Задание 1: Перечислите все виды производства, торговли и промыслов, упомянутые в тексте о Новгородской земле.
Задание 2: Согласно тексту о Новгородской земле, под контролем какой социальной группы находились аграрное производство и лесные промыслы?

Исходный текст:
______________________________

Прежде всего, они дают возможность определить положение основных социальных групп Новгородской земли.

Учитывая значительные размеры ремесленного производства и посреднической торговли с Западной Европой и Востоком, а также участие новгородцев во внутренней торговле, естественной выглядит заметная роль тех социальных слоев, которые были связаны с этими видами деятельности (торгово-ремесленные слои, боярство). При этом, немалая часть притока богатств в Новгород определялась развитием аграрного производства и лесных промыслов, находившихся под контролем боярства, которое к тому же играло значительную, а подчас определяющую роль в политическом процессе. Развитие многоотраслевого хозяйства, существенный объем государственной работы активно стиму­лировали социальную диффе­ренциацию. Следует учитывать и переходный во многом характер происходивших процессов, который, пусть не полно и не в достаточной мере, отражается в источниках. Это порождает немалые сложности в создании детальной и непротиворечивой картины юридического положения тех или иных групп. Тем более, что законодатель не стремится давать определения хорошо знакомых ему социальных явлений.

______________________________

Материал:
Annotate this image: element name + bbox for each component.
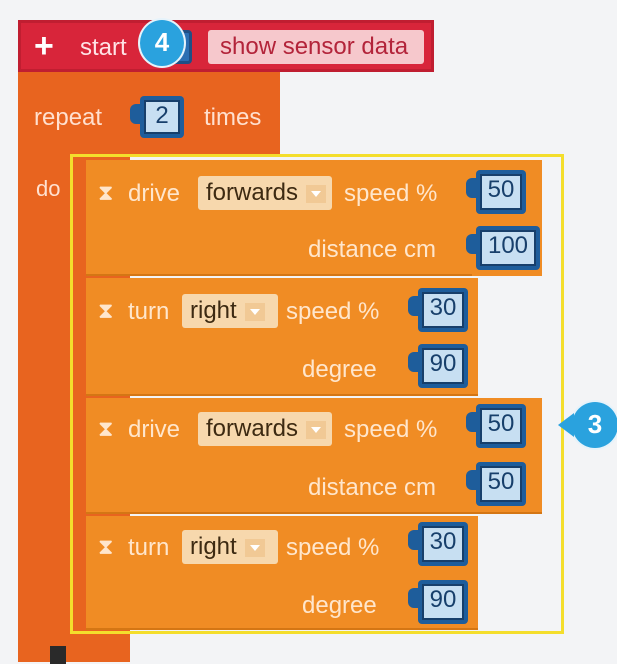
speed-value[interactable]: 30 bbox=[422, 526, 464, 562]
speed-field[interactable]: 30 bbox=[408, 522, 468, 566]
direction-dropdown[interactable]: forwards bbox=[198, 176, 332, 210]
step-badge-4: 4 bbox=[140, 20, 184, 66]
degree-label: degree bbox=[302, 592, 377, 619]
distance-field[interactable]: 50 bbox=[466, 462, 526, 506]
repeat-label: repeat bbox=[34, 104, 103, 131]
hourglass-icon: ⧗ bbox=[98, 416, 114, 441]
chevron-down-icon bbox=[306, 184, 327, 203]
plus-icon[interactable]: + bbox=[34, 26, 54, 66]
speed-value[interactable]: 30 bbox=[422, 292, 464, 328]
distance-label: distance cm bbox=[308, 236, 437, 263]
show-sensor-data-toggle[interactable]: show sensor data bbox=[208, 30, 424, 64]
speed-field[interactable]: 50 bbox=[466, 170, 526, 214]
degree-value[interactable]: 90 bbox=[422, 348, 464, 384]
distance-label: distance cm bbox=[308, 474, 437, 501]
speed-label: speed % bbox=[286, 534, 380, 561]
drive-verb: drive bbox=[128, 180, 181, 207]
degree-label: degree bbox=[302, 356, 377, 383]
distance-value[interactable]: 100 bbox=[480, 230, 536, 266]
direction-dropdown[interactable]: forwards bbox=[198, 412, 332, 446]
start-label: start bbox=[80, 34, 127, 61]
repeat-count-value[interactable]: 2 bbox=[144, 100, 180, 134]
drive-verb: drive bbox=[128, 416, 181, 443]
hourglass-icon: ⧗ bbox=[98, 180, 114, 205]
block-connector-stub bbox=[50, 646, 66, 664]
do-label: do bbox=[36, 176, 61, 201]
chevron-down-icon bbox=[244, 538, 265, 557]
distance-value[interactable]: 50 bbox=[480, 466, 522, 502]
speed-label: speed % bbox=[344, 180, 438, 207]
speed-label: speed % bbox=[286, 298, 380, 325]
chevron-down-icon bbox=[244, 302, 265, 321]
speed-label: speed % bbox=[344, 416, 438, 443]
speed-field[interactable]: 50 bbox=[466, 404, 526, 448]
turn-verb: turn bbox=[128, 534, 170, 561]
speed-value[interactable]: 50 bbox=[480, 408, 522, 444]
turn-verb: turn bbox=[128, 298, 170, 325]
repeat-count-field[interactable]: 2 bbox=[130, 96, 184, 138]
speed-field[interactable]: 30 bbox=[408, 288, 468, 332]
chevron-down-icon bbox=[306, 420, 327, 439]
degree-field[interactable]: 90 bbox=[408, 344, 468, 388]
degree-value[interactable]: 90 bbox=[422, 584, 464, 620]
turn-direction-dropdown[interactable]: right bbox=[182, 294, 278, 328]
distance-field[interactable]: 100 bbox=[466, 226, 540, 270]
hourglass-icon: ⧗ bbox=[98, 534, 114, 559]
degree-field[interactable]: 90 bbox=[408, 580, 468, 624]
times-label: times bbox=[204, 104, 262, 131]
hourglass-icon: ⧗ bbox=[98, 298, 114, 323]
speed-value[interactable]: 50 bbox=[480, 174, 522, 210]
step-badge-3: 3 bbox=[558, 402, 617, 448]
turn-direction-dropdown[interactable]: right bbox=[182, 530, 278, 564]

______________________________

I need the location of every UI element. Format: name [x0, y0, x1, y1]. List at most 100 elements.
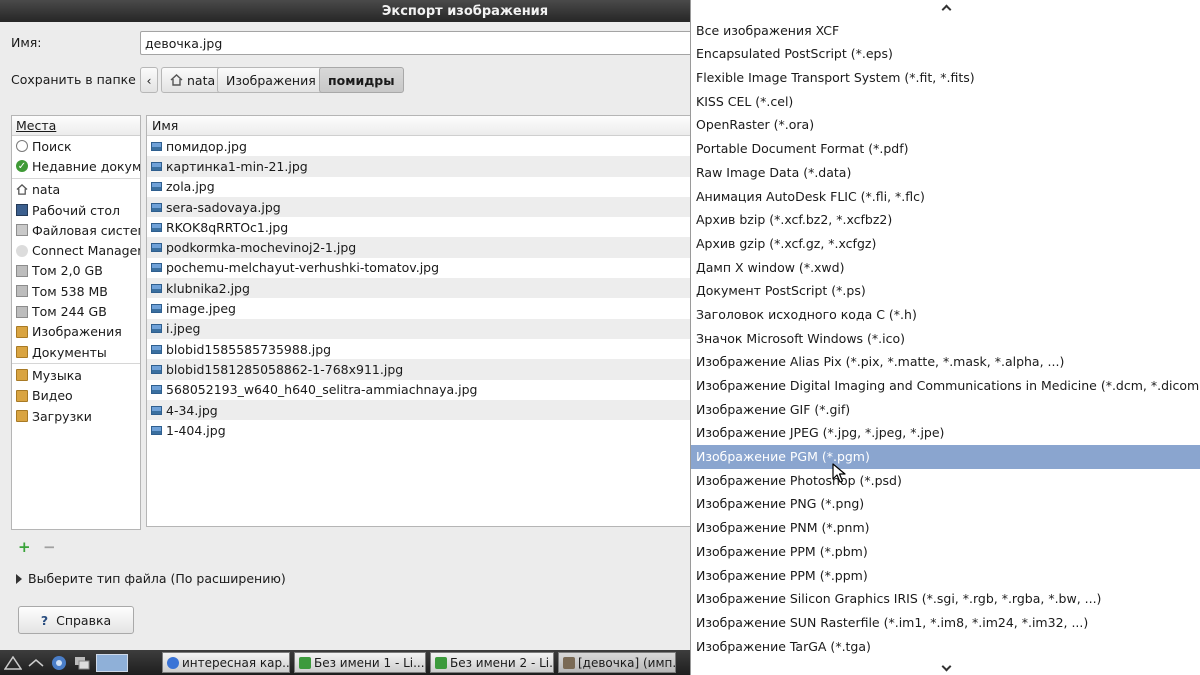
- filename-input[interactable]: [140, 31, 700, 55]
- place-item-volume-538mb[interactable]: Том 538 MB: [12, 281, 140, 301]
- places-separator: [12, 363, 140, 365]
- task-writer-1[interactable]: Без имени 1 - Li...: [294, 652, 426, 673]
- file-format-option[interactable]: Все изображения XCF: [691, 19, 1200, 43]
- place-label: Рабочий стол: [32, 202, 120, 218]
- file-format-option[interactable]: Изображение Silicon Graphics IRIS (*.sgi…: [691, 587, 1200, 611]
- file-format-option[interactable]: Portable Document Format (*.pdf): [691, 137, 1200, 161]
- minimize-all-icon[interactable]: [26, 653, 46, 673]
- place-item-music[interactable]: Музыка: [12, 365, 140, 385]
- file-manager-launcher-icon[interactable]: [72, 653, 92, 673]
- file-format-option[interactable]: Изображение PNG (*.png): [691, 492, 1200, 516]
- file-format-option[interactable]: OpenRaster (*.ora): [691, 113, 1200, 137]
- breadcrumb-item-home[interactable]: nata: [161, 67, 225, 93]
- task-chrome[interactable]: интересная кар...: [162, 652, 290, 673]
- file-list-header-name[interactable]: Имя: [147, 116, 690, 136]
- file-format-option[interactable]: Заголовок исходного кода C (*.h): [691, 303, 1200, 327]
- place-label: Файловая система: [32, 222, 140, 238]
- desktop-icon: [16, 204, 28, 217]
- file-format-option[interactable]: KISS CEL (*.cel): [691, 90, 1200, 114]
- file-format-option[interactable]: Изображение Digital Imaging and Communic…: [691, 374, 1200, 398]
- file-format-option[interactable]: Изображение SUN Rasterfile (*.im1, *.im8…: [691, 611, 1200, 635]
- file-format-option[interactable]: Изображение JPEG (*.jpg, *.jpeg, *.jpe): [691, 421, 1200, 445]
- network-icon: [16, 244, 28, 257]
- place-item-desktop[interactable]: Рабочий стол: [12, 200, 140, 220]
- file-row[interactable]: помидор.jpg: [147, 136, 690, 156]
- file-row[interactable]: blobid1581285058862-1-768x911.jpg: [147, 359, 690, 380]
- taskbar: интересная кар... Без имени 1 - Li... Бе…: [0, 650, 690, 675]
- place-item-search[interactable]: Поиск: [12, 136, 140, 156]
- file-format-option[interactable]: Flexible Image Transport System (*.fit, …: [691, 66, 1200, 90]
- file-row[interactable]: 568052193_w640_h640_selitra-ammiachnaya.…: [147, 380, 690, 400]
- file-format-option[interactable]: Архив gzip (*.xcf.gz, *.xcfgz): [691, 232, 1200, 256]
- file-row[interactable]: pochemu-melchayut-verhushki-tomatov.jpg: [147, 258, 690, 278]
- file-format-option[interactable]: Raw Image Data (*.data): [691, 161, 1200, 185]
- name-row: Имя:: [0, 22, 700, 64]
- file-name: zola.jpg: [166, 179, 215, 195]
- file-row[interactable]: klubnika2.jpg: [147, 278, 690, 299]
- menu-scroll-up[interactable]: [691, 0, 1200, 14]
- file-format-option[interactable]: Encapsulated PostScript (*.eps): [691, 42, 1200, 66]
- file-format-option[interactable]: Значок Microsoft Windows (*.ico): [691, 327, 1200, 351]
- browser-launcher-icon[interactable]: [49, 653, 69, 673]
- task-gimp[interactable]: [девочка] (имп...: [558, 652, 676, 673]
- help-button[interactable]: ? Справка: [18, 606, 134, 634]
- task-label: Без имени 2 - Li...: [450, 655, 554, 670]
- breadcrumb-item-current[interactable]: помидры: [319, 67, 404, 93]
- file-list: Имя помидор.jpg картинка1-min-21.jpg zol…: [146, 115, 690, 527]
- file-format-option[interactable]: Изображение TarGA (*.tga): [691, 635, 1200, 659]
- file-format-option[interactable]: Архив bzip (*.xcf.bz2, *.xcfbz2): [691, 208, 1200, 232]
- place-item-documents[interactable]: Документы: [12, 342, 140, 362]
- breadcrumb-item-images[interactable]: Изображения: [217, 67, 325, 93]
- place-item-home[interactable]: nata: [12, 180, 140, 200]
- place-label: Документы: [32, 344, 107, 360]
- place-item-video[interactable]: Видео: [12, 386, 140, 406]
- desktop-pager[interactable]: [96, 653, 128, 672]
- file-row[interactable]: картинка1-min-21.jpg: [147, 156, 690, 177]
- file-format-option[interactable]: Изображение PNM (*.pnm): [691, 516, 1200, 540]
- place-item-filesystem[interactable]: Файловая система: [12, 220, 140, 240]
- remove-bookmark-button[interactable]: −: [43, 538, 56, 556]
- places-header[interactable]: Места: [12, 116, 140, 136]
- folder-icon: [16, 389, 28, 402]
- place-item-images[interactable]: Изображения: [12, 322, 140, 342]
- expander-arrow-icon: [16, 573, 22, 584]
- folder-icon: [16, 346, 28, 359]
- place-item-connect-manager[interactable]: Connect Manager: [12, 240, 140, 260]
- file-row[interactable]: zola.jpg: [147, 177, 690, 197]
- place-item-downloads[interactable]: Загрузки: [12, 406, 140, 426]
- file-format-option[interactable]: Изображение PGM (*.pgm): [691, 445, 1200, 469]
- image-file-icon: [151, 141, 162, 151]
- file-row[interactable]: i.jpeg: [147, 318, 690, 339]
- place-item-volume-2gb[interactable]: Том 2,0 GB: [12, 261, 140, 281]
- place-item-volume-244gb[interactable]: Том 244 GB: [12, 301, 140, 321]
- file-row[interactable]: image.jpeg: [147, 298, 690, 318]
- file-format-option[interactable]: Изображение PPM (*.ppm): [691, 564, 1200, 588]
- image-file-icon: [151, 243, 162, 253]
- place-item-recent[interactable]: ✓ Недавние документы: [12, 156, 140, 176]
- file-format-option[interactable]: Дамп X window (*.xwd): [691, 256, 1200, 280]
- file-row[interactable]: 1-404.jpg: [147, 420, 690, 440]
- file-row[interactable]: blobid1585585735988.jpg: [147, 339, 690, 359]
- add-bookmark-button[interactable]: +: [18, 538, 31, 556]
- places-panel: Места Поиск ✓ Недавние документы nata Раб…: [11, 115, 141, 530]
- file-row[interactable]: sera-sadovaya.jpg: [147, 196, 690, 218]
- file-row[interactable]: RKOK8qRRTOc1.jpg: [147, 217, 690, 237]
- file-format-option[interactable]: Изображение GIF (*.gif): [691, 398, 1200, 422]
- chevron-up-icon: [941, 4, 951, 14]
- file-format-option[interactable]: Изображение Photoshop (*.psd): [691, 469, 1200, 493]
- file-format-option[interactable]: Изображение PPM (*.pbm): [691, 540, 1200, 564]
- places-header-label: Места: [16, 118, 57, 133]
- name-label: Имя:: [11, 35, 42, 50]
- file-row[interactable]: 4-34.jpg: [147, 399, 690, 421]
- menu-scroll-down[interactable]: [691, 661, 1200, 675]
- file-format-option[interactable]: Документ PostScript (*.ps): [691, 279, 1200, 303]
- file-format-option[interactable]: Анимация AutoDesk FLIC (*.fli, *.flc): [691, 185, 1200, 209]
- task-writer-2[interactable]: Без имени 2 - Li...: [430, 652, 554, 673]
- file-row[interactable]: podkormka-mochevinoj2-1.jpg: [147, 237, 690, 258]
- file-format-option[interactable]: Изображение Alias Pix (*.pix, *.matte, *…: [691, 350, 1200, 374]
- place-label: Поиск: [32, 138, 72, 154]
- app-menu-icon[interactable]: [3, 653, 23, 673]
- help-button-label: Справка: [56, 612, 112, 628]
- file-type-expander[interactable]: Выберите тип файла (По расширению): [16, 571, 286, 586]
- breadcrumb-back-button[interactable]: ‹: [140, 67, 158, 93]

______________________________

Образец решения 1: Ремесленное производство; посредническая торговля с Западной Европой и Востоком; внутренняя торговля; аграрное производство; лесные промыслы.

Образец решения 2: Под контролем боярства.